» **Work instructions**
Filter for the word "table" and keep each matching line.

» **Entries provided**
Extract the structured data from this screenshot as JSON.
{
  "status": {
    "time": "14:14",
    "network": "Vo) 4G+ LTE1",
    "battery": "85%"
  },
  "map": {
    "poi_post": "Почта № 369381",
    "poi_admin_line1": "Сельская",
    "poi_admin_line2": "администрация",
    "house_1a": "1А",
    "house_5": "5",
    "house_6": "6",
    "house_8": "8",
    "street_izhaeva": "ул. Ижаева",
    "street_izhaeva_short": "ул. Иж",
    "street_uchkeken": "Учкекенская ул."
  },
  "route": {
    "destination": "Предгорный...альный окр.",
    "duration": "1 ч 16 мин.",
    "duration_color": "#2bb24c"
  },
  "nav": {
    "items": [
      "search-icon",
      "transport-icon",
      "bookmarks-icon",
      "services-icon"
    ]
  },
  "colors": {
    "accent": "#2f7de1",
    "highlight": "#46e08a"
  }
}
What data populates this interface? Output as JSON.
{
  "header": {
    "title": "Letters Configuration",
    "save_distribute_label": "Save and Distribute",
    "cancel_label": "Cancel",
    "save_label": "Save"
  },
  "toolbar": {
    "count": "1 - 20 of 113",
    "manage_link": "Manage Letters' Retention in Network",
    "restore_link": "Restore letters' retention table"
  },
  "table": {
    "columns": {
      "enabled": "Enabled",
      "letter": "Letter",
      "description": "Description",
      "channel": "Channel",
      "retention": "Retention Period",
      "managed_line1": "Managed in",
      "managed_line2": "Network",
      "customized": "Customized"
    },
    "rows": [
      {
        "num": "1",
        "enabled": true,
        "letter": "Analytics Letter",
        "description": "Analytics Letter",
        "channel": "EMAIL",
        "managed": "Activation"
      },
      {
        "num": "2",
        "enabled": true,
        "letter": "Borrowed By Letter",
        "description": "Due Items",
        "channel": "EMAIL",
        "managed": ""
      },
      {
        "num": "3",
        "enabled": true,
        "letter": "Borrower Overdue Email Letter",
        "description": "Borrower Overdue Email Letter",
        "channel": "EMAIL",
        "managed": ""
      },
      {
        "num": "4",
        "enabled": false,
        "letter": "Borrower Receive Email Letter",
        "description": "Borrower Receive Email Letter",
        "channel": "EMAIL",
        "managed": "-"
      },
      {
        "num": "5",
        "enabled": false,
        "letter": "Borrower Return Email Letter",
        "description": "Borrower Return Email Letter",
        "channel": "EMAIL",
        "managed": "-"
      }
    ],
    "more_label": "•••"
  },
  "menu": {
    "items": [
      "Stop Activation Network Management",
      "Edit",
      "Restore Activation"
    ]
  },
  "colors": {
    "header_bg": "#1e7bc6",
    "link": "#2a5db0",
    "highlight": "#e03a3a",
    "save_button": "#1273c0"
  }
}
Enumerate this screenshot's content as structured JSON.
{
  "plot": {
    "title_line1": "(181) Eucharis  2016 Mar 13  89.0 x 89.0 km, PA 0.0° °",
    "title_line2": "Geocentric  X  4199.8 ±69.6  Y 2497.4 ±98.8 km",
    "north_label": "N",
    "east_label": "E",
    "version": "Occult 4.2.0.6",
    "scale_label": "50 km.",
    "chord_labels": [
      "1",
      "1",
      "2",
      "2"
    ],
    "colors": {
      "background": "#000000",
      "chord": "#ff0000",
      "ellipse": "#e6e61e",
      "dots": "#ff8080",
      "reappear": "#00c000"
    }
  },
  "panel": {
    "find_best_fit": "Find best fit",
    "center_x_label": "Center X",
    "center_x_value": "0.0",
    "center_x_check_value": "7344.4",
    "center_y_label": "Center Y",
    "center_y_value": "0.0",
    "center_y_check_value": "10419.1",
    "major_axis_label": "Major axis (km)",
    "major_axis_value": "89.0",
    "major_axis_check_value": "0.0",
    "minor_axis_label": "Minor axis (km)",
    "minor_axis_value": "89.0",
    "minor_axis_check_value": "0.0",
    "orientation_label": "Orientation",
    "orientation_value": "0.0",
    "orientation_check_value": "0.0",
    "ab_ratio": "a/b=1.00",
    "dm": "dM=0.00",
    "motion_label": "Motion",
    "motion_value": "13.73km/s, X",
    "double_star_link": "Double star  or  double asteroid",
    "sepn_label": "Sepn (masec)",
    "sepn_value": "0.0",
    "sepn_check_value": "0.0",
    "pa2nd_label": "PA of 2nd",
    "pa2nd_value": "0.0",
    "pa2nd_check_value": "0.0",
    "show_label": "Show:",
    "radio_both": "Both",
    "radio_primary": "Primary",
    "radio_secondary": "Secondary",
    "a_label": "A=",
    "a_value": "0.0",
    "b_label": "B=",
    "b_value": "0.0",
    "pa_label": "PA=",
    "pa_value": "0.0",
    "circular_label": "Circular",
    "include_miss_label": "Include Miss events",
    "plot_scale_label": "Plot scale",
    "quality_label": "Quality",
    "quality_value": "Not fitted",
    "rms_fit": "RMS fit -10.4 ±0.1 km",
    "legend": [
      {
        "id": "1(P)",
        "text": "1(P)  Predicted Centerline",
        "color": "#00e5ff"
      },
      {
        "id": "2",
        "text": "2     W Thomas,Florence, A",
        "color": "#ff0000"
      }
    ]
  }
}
--
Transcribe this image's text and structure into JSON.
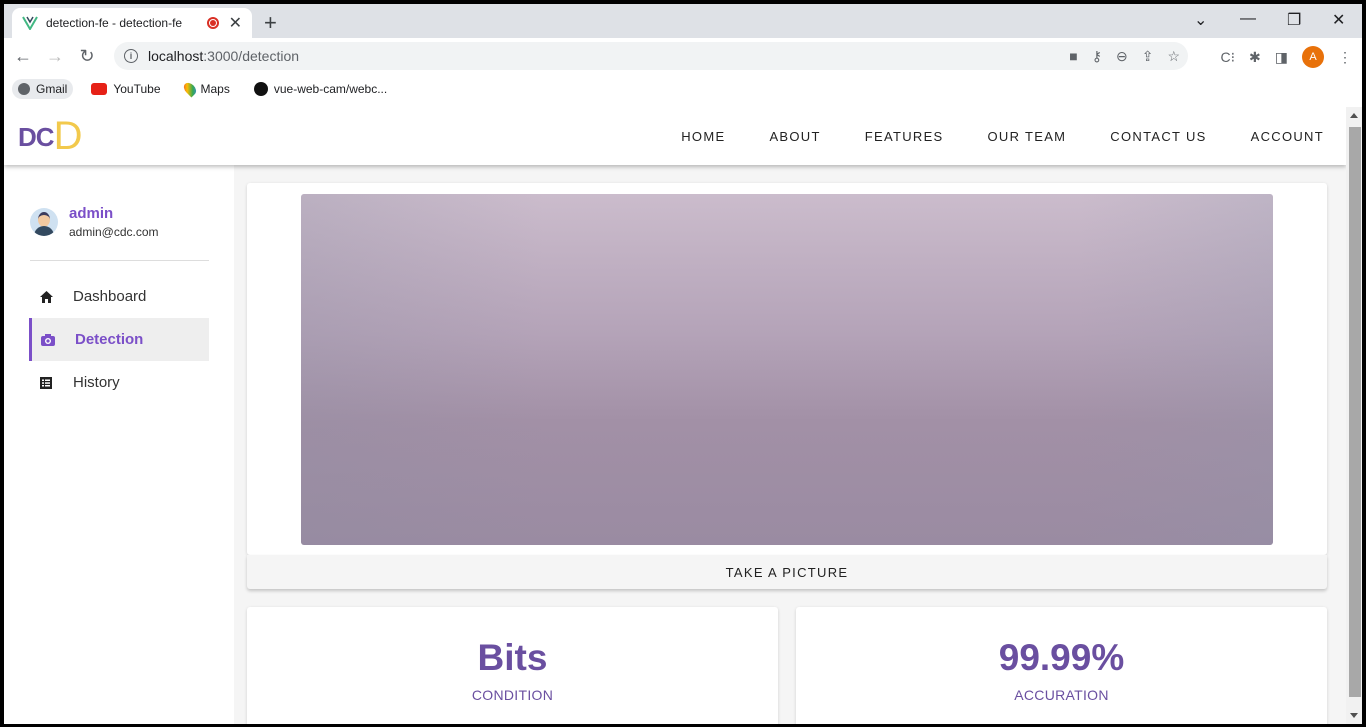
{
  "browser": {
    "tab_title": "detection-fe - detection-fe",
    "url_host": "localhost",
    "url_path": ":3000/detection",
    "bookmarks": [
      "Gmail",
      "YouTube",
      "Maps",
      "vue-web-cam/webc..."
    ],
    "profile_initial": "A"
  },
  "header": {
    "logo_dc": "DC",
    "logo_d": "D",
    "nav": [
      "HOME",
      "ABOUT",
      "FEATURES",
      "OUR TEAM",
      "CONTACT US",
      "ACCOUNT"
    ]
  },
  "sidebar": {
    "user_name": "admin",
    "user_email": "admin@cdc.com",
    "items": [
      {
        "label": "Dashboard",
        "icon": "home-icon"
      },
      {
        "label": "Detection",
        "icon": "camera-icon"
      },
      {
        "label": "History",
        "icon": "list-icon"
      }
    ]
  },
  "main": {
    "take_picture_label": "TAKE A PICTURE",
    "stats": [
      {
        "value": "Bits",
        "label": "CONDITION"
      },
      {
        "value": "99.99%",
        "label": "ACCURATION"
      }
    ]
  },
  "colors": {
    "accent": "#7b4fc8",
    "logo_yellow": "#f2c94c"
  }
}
* * *
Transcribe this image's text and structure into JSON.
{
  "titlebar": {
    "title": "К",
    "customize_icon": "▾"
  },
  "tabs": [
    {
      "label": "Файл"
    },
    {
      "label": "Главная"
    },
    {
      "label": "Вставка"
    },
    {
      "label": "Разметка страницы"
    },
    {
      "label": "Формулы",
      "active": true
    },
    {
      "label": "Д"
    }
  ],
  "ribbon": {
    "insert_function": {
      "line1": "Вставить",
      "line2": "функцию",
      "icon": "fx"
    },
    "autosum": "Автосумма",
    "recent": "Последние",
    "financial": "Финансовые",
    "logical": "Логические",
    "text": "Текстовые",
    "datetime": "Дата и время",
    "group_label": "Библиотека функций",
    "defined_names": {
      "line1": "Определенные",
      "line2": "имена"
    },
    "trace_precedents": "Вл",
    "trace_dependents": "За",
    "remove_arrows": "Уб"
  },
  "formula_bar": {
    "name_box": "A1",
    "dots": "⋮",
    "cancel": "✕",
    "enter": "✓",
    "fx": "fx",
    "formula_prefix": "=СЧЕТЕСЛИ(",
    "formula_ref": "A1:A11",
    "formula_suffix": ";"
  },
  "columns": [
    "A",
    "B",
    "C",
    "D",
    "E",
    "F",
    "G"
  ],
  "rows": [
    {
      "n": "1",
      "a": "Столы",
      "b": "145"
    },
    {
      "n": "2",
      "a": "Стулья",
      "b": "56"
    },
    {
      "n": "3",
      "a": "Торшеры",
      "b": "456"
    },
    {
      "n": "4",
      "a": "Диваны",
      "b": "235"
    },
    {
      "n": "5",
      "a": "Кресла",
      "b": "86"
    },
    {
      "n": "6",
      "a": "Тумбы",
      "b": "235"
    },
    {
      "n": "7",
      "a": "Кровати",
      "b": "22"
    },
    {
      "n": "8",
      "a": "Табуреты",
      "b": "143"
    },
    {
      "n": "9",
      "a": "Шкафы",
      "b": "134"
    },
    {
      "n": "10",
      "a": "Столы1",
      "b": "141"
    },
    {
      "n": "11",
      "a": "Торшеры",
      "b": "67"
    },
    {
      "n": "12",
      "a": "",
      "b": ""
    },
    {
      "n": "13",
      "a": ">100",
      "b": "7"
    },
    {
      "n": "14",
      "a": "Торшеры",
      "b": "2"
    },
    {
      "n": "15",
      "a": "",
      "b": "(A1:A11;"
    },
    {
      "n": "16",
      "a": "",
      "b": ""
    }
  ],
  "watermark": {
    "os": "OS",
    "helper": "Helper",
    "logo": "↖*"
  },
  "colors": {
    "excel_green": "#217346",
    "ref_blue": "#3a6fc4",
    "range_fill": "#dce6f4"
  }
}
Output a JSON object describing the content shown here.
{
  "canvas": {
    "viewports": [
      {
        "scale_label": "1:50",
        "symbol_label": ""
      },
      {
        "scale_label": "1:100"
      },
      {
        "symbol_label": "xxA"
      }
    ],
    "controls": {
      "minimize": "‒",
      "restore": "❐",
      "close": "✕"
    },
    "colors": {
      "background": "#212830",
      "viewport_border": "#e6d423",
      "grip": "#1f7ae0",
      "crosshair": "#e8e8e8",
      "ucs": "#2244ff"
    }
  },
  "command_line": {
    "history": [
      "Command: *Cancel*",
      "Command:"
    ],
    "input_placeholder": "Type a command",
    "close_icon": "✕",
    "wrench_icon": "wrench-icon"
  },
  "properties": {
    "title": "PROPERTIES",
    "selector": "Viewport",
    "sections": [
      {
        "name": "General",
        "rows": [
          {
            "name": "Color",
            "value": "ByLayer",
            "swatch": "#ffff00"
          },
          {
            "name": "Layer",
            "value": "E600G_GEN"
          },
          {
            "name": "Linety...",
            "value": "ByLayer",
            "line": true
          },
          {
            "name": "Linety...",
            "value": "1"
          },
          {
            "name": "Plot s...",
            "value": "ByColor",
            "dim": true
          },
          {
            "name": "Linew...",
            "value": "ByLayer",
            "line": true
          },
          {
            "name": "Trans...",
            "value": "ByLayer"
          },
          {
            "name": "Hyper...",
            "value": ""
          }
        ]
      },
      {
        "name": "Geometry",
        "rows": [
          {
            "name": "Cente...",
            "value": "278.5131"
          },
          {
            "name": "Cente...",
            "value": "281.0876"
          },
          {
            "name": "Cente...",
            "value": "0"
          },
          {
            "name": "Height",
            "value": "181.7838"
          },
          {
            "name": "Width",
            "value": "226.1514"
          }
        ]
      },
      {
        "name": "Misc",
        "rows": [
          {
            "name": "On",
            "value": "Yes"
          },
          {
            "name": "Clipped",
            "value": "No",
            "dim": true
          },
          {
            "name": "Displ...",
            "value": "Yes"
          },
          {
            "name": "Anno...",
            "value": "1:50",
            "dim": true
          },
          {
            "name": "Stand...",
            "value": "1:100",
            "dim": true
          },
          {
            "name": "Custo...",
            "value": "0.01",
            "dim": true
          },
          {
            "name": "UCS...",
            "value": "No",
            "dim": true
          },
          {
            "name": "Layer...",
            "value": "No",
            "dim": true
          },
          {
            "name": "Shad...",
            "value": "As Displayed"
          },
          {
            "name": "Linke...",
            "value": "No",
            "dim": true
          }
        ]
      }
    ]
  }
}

» **Finished exercise**
    "restore_link": "Restore letters' retention table"
  "table": {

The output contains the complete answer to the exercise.